_Exercise details_
Using the entries that follow, collect the lines where the word "their" appears.

-- begin Extracted data --

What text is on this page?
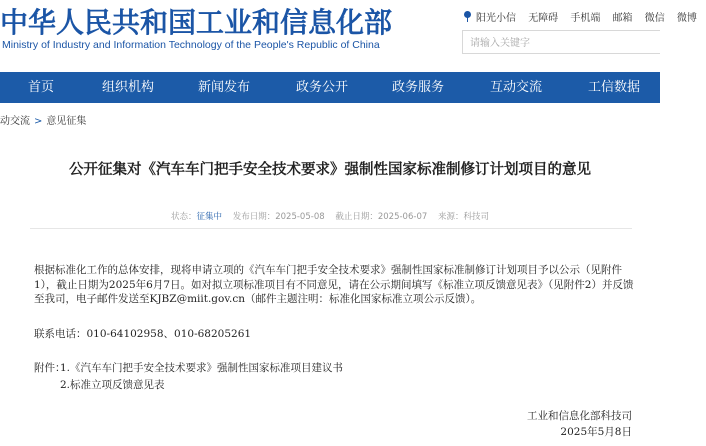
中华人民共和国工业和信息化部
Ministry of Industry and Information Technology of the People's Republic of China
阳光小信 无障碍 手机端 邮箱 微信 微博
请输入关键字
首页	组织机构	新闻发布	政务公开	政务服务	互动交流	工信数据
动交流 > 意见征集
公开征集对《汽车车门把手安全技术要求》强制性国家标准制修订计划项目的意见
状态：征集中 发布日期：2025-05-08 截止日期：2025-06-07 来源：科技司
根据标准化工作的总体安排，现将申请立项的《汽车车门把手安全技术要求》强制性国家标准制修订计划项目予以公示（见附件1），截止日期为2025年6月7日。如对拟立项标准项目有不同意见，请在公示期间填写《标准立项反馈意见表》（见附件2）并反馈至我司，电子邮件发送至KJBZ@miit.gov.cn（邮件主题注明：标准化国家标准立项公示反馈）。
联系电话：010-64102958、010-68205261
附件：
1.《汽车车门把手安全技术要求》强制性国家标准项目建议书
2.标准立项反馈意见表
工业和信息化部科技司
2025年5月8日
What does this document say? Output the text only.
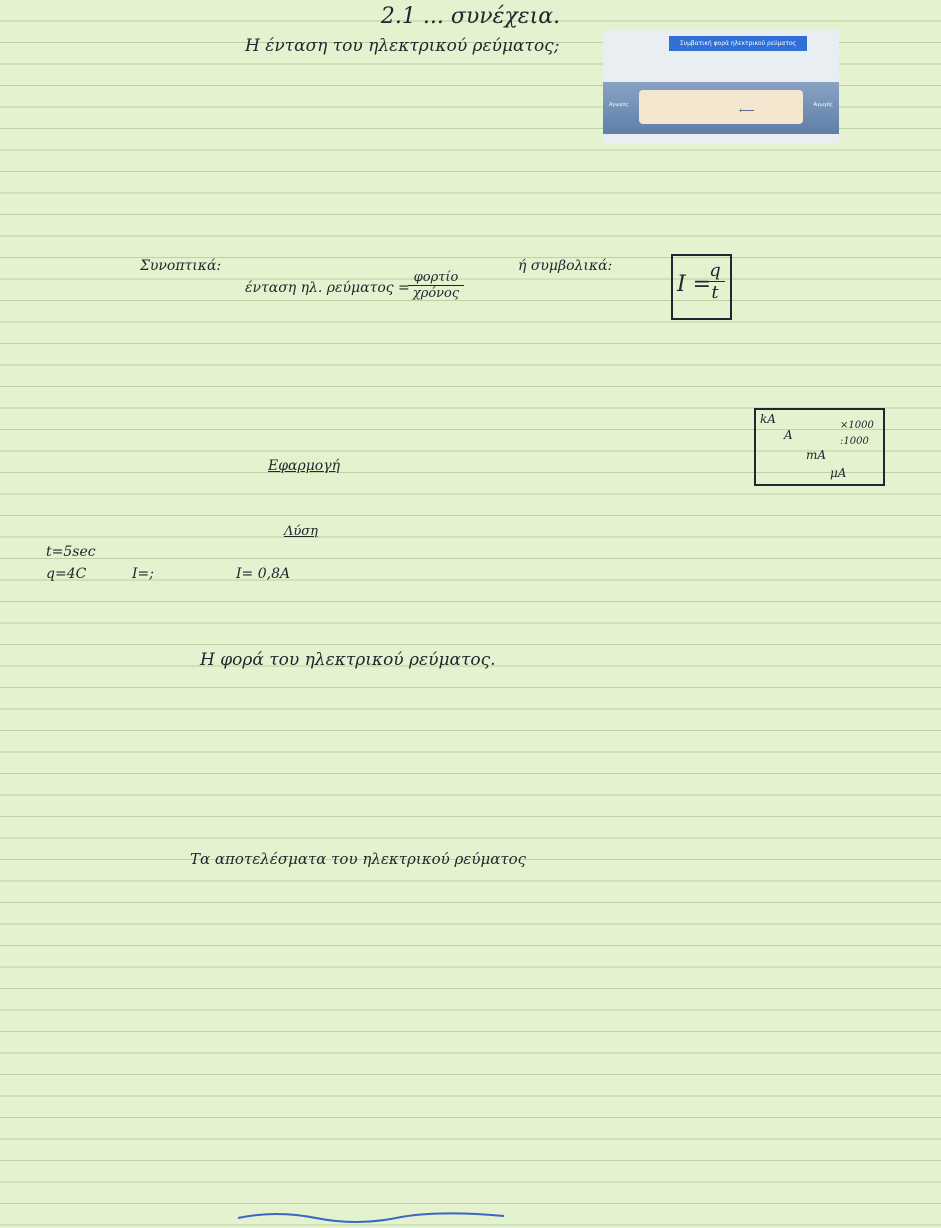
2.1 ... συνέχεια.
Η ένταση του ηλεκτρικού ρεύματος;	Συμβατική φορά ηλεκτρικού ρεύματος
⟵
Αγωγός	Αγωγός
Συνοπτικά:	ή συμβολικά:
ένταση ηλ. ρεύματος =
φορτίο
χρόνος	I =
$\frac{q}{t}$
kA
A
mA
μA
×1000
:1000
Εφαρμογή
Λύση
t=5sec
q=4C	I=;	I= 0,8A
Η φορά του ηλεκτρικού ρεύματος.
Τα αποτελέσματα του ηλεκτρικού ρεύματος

-- end Extracted data --
-- begin Extracted data --

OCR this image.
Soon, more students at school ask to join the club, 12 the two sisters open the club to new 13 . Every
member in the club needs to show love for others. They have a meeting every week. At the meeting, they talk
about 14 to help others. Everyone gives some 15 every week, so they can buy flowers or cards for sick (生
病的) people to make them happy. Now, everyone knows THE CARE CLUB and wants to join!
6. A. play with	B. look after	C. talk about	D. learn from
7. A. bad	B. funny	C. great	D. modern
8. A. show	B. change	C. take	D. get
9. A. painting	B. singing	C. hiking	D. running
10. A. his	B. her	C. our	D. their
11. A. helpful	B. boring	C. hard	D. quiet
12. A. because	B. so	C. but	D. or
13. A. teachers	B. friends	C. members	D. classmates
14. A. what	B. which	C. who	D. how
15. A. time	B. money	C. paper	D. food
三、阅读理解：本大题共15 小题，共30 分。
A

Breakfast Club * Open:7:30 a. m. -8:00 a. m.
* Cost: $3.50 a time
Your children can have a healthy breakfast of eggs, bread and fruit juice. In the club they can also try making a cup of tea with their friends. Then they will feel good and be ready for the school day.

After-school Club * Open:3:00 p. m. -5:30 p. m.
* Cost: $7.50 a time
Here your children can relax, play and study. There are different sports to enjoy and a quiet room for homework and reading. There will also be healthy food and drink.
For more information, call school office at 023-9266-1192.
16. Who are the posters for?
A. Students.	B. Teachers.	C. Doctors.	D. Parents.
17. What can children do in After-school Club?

-- end Extracted data --
-- begin Extracted data --

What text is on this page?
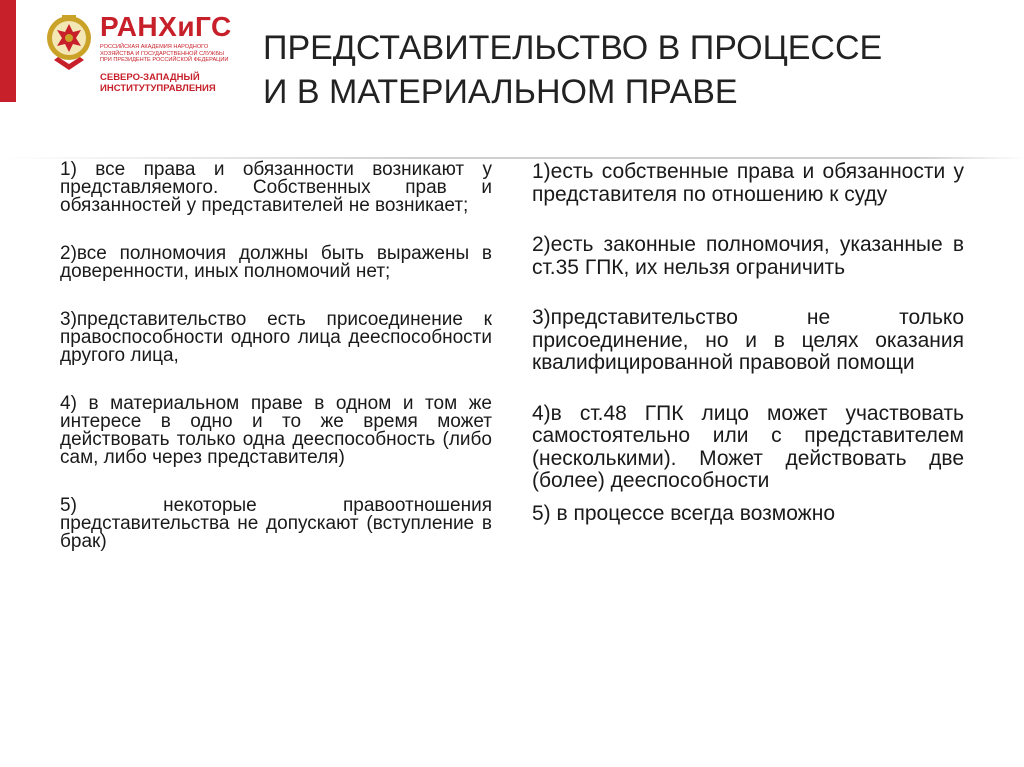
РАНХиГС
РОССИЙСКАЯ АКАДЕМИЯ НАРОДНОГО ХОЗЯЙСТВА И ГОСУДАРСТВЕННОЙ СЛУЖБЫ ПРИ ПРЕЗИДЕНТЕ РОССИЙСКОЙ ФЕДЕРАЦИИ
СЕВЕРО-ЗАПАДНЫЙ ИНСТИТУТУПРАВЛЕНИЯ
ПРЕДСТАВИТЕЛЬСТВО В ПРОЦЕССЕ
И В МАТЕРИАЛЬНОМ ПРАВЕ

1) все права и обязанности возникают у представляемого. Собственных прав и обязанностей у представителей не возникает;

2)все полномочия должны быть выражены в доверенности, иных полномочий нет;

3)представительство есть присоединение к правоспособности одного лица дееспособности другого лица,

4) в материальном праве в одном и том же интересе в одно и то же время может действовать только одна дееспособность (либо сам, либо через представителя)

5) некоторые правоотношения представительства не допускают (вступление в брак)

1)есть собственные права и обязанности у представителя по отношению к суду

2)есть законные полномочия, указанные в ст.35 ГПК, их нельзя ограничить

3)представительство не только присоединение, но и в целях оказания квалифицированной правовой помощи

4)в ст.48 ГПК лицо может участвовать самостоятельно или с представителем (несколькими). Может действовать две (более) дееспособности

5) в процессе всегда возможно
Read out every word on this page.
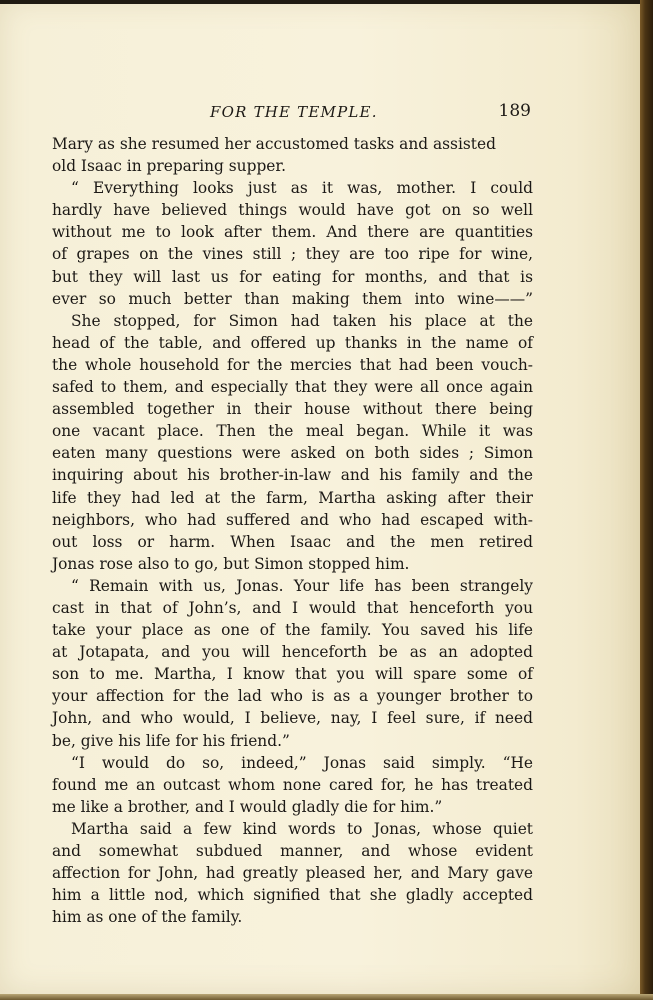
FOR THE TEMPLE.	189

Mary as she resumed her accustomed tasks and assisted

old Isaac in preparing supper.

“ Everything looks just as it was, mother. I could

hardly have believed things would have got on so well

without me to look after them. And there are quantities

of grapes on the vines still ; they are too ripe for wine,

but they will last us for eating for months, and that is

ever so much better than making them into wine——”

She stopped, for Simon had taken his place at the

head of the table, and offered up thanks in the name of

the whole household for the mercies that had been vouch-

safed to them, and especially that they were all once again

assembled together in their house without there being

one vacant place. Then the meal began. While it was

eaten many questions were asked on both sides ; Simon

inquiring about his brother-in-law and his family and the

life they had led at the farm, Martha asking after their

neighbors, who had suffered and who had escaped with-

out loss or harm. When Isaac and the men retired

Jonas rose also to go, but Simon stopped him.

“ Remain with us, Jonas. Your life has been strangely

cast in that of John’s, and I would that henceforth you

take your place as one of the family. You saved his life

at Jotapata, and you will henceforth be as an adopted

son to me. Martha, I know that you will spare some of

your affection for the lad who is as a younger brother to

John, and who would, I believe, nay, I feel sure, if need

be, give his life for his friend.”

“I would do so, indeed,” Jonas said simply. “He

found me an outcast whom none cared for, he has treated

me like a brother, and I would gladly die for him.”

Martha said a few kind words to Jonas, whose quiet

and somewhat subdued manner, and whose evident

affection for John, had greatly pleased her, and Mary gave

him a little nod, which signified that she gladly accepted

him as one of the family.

-- end Extracted data --

_Task solution_
10. A. his	B. her	C. our	D. their
Your children can have a healthy breakfast of eggs, bread and fruit juice. In the club they can also try making a cup of tea with their friends. Then they will feel good and be ready for the school day.
assembled together in their house without there being
life they had led at the farm, Martha asking after their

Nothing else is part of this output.